Output every entry exactly as written, but omit the pictures.

··· EXCERPTED DATA ···

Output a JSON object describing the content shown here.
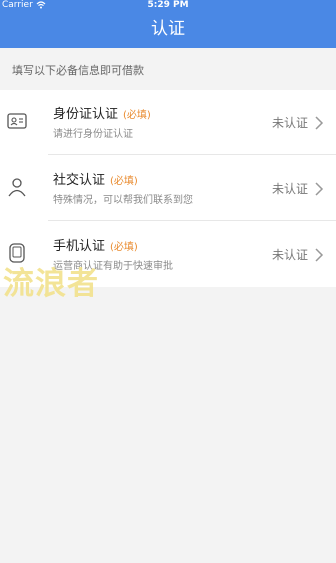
{
  "status_bar": {
    "carrier": "Carrier",
    "time": "5:29 PM"
  },
  "header": {
    "title": "认证"
  },
  "hint": "填写以下必备信息即可借款",
  "items": [
    {
      "title": "身份证认证",
      "required": "(必填)",
      "subtitle": "请进行身份证认证",
      "status": "未认证",
      "icon": "id-card-icon"
    },
    {
      "title": "社交认证",
      "required": "(必填)",
      "subtitle": "特殊情况，可以帮我们联系到您",
      "status": "未认证",
      "icon": "person-icon"
    },
    {
      "title": "手机认证",
      "required": "(必填)",
      "subtitle": "运营商认证有助于快速审批",
      "status": "未认证",
      "icon": "phone-icon"
    }
  ],
  "watermark": "流浪者",
  "colors": {
    "header": "#4a88e5",
    "required": "#e98a2d",
    "background": "#f3f3f3"
  }
}
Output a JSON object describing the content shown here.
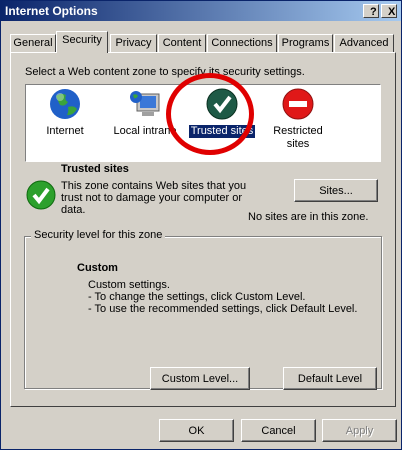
{
  "window": {
    "title": "Internet Options",
    "help_button": "?",
    "close_button": "X"
  },
  "tabs": [
    {
      "label": "General"
    },
    {
      "label": "Security"
    },
    {
      "label": "Privacy"
    },
    {
      "label": "Content"
    },
    {
      "label": "Connections"
    },
    {
      "label": "Programs"
    },
    {
      "label": "Advanced"
    }
  ],
  "active_tab": "Security",
  "security": {
    "instruction": "Select a Web content zone to specify its security settings.",
    "zones": [
      {
        "label": "Internet",
        "icon": "globe-icon"
      },
      {
        "label": "Local intrane",
        "icon": "computer-icon"
      },
      {
        "label": "Trusted sites",
        "icon": "checkmark-icon",
        "selected": true
      },
      {
        "label": "Restricted sites",
        "icon": "no-entry-icon"
      }
    ],
    "zone_info": {
      "title": "Trusted sites",
      "description": "This zone contains Web sites that you trust not to damage your computer or data.",
      "sites_button": "Sites...",
      "sites_status": "No sites are in this zone."
    },
    "level": {
      "legend": "Security level for this zone",
      "name": "Custom",
      "line1": "Custom settings.",
      "line2": "- To change the settings, click Custom Level.",
      "line3": "- To use the recommended settings, click Default Level.",
      "custom_level_button": "Custom Level...",
      "default_level_button": "Default Level"
    }
  },
  "footer": {
    "ok_label": "OK",
    "cancel_label": "Cancel",
    "apply_label": "Apply"
  },
  "colors": {
    "title_bar": "#0a246a",
    "face": "#d4d0c8",
    "annotation_circle": "#e00000"
  }
}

···

TASK ANSWER →
Output a JSON object describing the content shown here.
{
  "status_bar": {
    "carrier": "Carrier",
    "time": "5:29 PM"
  },
  "header": {
    "title": "认证"
  },
  "hint": "填写以下必备信息即可借款",
  "items": [
    {
      "title": "身份证认证",
      "required": "(必填)",
      "subtitle": "请进行身份证认证",
      "status": "未认证",
      "icon": "id-card-icon"
    },
    {
      "title": "社交认证",
      "required": "(必填)",
      "subtitle": "特殊情况，可以帮我们联系到您",
      "status": "未认证",
      "icon": "person-icon"
    },
    {
      "title": "手机认证",
      "required": "(必填)",
      "subtitle": "运营商认证有助于快速审批",
      "status": "未认证",
      "icon": "phone-icon"
    }
  ],
  "watermark": "流浪者",
  "colors": {
    "header": "#4a88e5",
    "required": "#e98a2d",
    "background": "#f3f3f3"
  }
}
Output a JSON object describing the content shown here.
{
  "window": {
    "title": "Internet Options",
    "help_button": "?",
    "close_button": "X"
  },
  "tabs": [
    {
      "label": "General"
    },
    {
      "label": "Security"
    },
    {
      "label": "Privacy"
    },
    {
      "label": "Content"
    },
    {
      "label": "Connections"
    },
    {
      "label": "Programs"
    },
    {
      "label": "Advanced"
    }
  ],
  "active_tab": "Security",
  "security": {
    "instruction": "Select a Web content zone to specify its security settings.",
    "zones": [
      {
        "label": "Internet",
        "icon": "globe-icon"
      },
      {
        "label": "Local intrane",
        "icon": "computer-icon"
      },
      {
        "label": "Trusted sites",
        "icon": "checkmark-icon",
        "selected": true
      },
      {
        "label": "Restricted sites",
        "icon": "no-entry-icon"
      }
    ],
    "zone_info": {
      "title": "Trusted sites",
      "description": "This zone contains Web sites that you trust not to damage your computer or data.",
      "sites_button": "Sites...",
      "sites_status": "No sites are in this zone."
    },
    "level": {
      "legend": "Security level for this zone",
      "name": "Custom",
      "line1": "Custom settings.",
      "line2": "- To change the settings, click Custom Level.",
      "line3": "- To use the recommended settings, click Default Level.",
      "custom_level_button": "Custom Level...",
      "default_level_button": "Default Level"
    }
  },
  "footer": {
    "ok_label": "OK",
    "cancel_label": "Cancel",
    "apply_label": "Apply"
  },
  "colors": {
    "title_bar": "#0a246a",
    "face": "#d4d0c8",
    "annotation_circle": "#e00000"
  }
}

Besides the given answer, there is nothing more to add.